(Data excerpts)
________________
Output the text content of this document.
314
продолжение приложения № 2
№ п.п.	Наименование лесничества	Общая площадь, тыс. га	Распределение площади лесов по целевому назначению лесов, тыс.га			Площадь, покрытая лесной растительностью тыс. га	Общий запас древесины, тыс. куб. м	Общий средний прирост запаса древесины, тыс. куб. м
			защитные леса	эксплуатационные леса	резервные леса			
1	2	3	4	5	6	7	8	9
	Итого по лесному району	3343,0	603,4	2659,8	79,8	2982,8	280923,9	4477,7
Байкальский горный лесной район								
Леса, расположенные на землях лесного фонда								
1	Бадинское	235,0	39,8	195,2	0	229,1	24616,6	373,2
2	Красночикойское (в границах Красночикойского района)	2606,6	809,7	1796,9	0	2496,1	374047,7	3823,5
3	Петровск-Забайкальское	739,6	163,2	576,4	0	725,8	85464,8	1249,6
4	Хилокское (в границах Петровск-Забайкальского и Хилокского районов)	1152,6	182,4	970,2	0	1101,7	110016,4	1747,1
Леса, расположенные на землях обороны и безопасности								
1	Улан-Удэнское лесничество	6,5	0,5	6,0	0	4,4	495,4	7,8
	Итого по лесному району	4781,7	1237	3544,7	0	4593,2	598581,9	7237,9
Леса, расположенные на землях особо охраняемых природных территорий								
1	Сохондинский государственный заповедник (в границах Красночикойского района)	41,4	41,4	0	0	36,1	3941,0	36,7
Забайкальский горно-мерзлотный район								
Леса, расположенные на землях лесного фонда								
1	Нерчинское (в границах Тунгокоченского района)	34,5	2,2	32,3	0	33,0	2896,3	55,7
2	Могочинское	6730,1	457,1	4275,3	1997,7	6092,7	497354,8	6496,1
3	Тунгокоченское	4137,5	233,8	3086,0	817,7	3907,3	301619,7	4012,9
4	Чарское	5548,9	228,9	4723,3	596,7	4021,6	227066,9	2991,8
________________
▶ [Set task]
Type out the material again exactly as presented.

▶ [Written solution]
Output the text content of this document.
314
продолжение приложения № 2
№ п.п.	Наименование лесничества	Общая площадь, тыс. га	Распределение площади лесов по целевому назначению лесов, тыс.га			Площадь, покрытая лесной растительностью тыс. га	Общий запас древесины, тыс. куб. м	Общий средний прирост запаса древесины, тыс. куб. м
			защитные леса	эксплуатационные леса	резервные леса			
1	2	3	4	5	6	7	8	9
	Итого по лесному району	3343,0	603,4	2659,8	79,8	2982,8	280923,9	4477,7
Байкальский горный лесной район								
Леса, расположенные на землях лесного фонда								
1	Бадинское	235,0	39,8	195,2	0	229,1	24616,6	373,2
2	Красночикойское (в границах Красночикойского района)	2606,6	809,7	1796,9	0	2496,1	374047,7	3823,5
3	Петровск-Забайкальское	739,6	163,2	576,4	0	725,8	85464,8	1249,6
4	Хилокское (в границах Петровск-Забайкальского и Хилокского районов)	1152,6	182,4	970,2	0	1101,7	110016,4	1747,1
Леса, расположенные на землях обороны и безопасности								
1	Улан-Удэнское лесничество	6,5	0,5	6,0	0	4,4	495,4	7,8
	Итого по лесному району	4781,7	1237	3544,7	0	4593,2	598581,9	7237,9
Леса, расположенные на землях особо охраняемых природных территорий								
1	Сохондинский государственный заповедник (в границах Красночикойского района)	41,4	41,4	0	0	36,1	3941,0	36,7
Забайкальский горно-мерзлотный район								
Леса, расположенные на землях лесного фонда								
1	Нерчинское (в границах Тунгокоченского района)	34,5	2,2	32,3	0	33,0	2896,3	55,7
2	Могочинское	6730,1	457,1	4275,3	1997,7	6092,7	497354,8	6496,1
3	Тунгокоченское	4137,5	233,8	3086,0	817,7	3907,3	301619,7	4012,9
4	Чарское	5548,9	228,9	4723,3	596,7	4021,6	227066,9	2991,8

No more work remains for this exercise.